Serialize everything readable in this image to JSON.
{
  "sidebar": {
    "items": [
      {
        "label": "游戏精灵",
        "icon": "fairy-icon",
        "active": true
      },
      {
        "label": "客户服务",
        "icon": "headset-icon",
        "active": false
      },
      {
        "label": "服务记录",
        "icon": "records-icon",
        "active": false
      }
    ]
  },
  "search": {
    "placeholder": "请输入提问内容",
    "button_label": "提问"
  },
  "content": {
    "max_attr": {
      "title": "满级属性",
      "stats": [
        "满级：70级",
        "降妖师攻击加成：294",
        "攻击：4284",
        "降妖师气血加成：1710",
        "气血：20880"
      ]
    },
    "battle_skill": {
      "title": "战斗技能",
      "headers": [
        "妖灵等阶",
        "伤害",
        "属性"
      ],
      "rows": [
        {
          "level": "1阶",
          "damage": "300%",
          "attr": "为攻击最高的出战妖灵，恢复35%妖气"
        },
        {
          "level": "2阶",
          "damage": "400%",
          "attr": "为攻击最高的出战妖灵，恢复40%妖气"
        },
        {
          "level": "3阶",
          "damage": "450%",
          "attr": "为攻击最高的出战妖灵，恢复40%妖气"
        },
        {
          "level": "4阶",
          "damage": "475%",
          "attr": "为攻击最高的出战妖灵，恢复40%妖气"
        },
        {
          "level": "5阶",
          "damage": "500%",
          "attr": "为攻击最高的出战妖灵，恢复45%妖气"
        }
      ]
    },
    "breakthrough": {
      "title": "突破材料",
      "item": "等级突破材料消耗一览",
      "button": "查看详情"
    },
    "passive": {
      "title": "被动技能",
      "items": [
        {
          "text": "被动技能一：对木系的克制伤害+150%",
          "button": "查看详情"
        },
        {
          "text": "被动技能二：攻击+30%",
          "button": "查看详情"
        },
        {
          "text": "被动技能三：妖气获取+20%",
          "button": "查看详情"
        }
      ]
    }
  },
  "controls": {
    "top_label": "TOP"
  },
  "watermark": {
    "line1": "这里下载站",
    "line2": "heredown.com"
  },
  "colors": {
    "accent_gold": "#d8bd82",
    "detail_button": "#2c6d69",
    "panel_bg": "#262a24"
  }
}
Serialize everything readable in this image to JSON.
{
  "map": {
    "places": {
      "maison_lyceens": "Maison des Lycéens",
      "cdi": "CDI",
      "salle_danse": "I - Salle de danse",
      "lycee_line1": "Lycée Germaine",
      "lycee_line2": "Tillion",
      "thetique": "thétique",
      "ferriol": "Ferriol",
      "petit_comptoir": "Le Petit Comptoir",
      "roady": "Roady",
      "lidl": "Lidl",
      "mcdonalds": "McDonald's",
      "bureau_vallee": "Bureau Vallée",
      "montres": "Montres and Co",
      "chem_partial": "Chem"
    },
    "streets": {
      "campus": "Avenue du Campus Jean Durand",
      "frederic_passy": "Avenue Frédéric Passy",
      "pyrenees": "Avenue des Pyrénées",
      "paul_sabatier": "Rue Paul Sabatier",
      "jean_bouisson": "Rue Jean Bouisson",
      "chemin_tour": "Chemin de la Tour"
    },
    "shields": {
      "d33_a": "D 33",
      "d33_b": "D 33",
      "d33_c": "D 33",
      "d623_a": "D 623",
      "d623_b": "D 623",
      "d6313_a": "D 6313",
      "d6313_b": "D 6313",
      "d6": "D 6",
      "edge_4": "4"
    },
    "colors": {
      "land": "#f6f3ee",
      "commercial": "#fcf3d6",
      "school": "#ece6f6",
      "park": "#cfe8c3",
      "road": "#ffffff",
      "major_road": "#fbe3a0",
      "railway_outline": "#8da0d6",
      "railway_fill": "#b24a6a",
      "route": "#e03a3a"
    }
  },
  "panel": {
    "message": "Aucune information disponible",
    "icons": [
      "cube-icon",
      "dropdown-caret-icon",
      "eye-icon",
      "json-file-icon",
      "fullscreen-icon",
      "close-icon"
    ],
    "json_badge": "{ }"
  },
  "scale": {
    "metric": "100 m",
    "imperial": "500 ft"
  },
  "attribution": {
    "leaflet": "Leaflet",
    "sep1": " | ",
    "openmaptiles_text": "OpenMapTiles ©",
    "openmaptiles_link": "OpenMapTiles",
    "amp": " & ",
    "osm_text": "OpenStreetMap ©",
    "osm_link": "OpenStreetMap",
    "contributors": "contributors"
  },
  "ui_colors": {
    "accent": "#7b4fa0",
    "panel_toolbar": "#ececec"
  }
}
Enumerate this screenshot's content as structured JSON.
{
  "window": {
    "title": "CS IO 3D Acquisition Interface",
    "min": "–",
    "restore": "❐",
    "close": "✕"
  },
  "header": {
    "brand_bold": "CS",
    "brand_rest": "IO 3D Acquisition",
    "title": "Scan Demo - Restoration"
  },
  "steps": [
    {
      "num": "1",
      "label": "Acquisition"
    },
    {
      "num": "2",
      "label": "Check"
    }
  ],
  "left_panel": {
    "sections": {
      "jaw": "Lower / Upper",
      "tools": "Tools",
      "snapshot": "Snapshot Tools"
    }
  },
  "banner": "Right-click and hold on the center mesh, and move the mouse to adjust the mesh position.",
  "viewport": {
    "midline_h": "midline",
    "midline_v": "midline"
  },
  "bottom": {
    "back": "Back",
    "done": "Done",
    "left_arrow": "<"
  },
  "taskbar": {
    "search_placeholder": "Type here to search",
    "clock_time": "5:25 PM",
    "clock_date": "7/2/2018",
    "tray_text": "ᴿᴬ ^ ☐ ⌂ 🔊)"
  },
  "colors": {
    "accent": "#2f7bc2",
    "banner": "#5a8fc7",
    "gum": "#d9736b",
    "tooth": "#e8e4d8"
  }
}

□ □ □ □ □ □ □

• What you should do: In the entries above, identify every line with the string "midline".

• Exercise answer:
    "midline_h": "midline",
    "midline_v": "midline"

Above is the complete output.